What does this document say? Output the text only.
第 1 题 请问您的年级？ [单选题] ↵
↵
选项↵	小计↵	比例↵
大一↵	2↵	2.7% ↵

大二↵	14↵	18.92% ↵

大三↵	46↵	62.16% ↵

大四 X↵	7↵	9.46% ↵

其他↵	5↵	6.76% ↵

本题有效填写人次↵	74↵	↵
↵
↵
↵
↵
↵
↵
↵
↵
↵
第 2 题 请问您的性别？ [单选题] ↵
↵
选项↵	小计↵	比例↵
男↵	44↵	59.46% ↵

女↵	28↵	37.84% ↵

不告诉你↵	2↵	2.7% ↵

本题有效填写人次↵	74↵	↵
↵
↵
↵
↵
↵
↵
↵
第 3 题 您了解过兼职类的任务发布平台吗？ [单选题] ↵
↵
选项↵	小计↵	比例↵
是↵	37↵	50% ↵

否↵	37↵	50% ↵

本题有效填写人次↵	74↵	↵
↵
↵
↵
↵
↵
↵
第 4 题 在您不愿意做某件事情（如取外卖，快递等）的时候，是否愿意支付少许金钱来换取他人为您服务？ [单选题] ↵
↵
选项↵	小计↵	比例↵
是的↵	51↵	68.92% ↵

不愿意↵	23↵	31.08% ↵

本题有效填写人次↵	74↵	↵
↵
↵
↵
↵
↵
# # # # #
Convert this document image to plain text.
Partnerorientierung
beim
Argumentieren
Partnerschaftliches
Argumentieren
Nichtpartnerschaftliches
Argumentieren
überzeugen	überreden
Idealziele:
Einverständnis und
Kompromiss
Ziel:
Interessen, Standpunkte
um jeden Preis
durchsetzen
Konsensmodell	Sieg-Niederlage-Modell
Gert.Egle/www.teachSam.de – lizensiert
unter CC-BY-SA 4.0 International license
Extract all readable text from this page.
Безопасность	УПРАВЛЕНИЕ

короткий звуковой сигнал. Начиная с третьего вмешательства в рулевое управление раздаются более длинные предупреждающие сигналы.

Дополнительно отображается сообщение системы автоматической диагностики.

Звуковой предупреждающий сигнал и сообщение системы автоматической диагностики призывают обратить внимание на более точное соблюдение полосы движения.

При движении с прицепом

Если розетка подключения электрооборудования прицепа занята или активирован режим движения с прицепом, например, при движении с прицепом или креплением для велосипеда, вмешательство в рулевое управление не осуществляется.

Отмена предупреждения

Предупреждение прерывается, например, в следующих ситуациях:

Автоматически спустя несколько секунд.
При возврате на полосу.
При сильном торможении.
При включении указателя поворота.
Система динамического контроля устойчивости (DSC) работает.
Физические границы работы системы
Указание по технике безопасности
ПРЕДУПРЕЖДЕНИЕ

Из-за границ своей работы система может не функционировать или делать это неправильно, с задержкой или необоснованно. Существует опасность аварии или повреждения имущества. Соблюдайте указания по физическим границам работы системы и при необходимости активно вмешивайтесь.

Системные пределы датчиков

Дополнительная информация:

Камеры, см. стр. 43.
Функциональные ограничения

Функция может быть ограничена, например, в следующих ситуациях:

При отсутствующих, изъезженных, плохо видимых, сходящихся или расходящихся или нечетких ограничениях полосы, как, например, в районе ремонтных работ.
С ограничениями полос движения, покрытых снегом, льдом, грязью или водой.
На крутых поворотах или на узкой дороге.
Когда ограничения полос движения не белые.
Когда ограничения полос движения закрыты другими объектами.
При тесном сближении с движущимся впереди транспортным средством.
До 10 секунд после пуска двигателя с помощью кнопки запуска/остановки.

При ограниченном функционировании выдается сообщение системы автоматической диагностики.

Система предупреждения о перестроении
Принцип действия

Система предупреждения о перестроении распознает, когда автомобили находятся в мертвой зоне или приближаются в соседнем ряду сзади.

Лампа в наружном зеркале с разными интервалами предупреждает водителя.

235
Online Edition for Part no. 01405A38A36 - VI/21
# # # # #
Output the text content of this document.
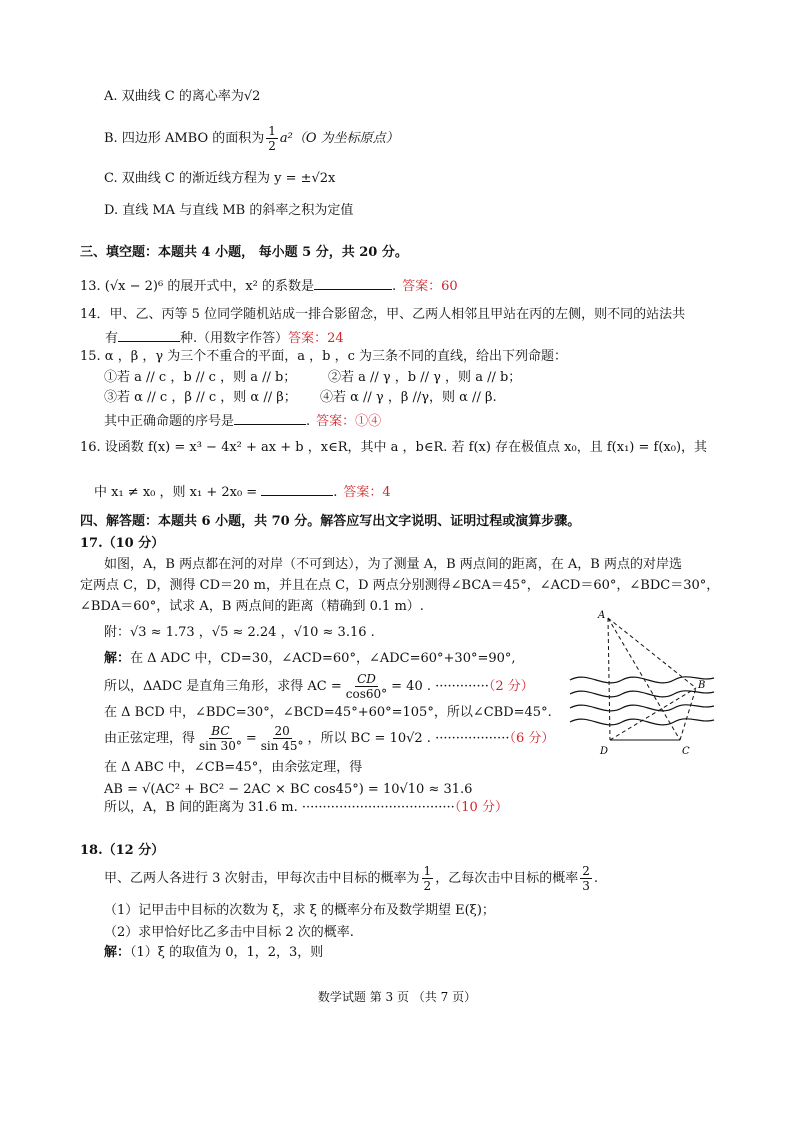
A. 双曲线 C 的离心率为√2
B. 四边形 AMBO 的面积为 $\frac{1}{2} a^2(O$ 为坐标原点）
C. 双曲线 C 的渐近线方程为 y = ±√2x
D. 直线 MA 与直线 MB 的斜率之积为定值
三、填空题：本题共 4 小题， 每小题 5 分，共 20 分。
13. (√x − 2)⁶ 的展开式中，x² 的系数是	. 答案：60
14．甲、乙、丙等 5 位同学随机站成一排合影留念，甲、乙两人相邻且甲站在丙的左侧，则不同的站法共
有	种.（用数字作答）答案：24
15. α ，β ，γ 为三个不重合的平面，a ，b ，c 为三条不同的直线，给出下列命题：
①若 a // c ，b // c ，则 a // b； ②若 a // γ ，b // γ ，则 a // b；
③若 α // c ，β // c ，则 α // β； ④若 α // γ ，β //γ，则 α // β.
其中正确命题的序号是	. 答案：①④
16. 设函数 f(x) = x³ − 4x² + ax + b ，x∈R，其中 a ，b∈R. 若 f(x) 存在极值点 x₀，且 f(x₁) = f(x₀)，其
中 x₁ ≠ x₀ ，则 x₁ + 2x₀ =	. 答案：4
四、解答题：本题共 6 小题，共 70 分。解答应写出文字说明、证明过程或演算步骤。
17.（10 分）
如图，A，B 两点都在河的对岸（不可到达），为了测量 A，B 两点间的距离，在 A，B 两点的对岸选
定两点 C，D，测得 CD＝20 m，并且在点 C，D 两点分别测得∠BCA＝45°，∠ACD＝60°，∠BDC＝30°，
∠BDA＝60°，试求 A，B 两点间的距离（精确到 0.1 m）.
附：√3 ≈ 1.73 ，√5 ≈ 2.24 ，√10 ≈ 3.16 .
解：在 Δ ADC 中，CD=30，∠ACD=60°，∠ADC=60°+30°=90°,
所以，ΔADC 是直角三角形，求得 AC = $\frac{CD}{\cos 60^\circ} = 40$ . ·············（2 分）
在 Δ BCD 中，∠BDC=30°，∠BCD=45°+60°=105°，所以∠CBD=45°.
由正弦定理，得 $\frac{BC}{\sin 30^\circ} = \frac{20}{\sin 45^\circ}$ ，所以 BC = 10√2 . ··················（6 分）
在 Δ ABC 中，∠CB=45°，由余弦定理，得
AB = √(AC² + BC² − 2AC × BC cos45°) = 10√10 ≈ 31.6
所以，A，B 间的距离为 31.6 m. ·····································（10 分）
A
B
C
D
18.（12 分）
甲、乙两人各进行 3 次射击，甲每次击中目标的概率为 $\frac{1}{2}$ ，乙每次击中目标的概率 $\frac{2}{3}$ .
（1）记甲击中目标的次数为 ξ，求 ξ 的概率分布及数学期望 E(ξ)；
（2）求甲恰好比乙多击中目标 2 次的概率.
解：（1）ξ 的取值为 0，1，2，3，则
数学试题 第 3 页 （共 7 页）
# # # # #
What is the number of lines in the records above that include the word "движении"? Reply with that number and nothing more.

**Exercise response**
2